- Aim
Lines that contain the string "peligro" are to be copied; leave out all others.

Dataset items:
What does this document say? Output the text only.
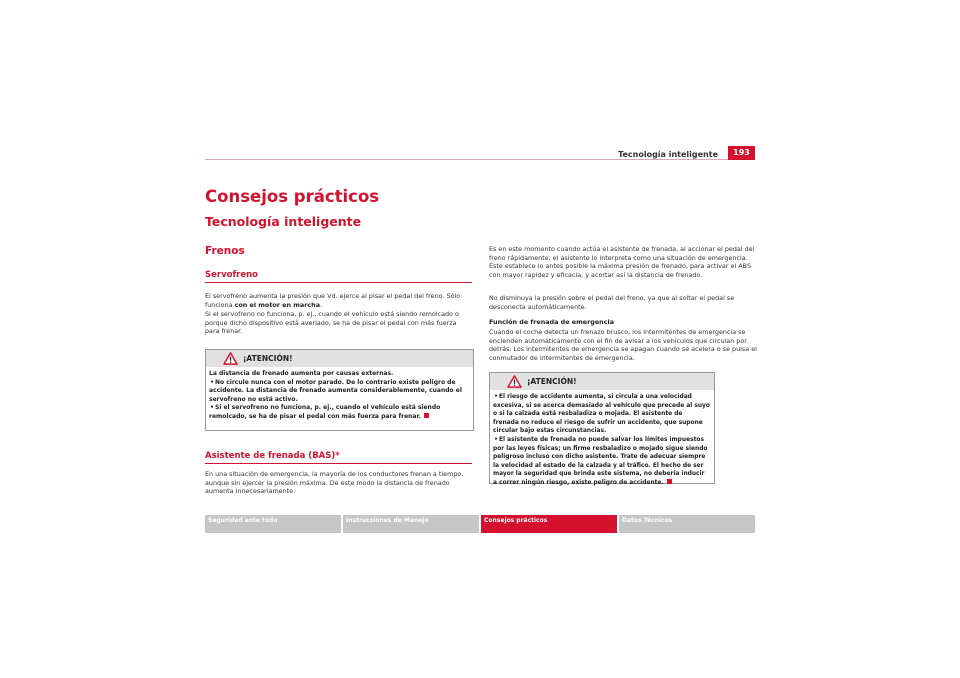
Tecnología inteligente	193
Consejos prácticos
Tecnología inteligente
Frenos
Servofreno
El servofreno aumenta la presión que Vd. ejerce al pisar el pedal del freno. Sólo funciona con el motor en marcha.

Si el servofreno no funciona, p. ej., cuando el vehículo está siendo remolcado o porque dicho dispositivo está averiado, se ha de pisar el pedal con más fuerza para frenar.

¡ATENCIÓN!

La distancia de frenado aumenta por causas externas.

•No circule nunca con el motor parado. De lo contrario existe peligro de accidente. La distancia de frenado aumenta considerablemente, cuando el servofreno no está activo.

•Si el servofreno no funciona, p. ej., cuando el vehículo está siendo remolcado, se ha de pisar el pedal con más fuerza para frenar.

Asistente de frenada (BAS)*

En una situación de emergencia, la mayoría de los conductores frenan a tiempo, aunque sin ejercer la presión máxima. De este modo la distancia de frenado aumenta innecesariamente.

Es en este momento cuando actúa el asistente de frenada, al accionar el pedal del freno rápidamente, el asistente lo interpreta como una situación de emergencia. Éste establece lo antes posible la máxima presión de frenado, para activar el ABS con mayor rapidez y eficacia, y acortar así la distancia de frenado.

No disminuya la presión sobre el pedal del freno, ya que al soltar el pedal se desconecta automáticamente.

Función de frenada de emergencia

Cuando el coche detecta un frenazo brusco, los intermitentes de emergencia se encienden automáticamente con el fin de avisar a los vehículos que circulan por detrás. Los intermitentes de emergencia se apagan cuando se acelera o se pulsa el conmutador de intermitentes de emergencia.

¡ATENCIÓN!

•El riesgo de accidente aumenta, si circula a una velocidad excesiva, si se acerca demasiado al vehículo que precede al suyo o si la calzada está resbaladiza o mojada. El asistente de frenada no reduce el riesgo de sufrir un accidente, que supone circular bajo estas circunstancias.

•El asistente de frenada no puede salvar los límites impuestos por las leyes físicas; un firme resbaladizo o mojado sigue siendo peligroso incluso con dicho asistente. Trate de adecuar siempre la velocidad al estado de la calzada y al tráfico. El hecho de ser mayor la seguridad que brinda este sistema, no debería inducir a correr ningún riesgo, existe peligro de accidente.

Seguridad ante todo	Instrucciones de Manejo	Consejos prácticos	Datos Técnicos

- Exercise response
•No circule nunca con el motor parado. De lo contrario existe peligro de accidente. La distancia de frenado aumenta considerablemente, cuando el servofreno no está activo.
•El asistente de frenada no puede salvar los límites impuestos por las leyes físicas; un firme resbaladizo o mojado sigue siendo peligroso incluso con dicho asistente. Trate de adecuar siempre la velocidad al estado de la calzada y al tráfico. El hecho de ser mayor la seguridad que brinda este sistema, no debería inducir a correr ningún riesgo, existe peligro de accidente.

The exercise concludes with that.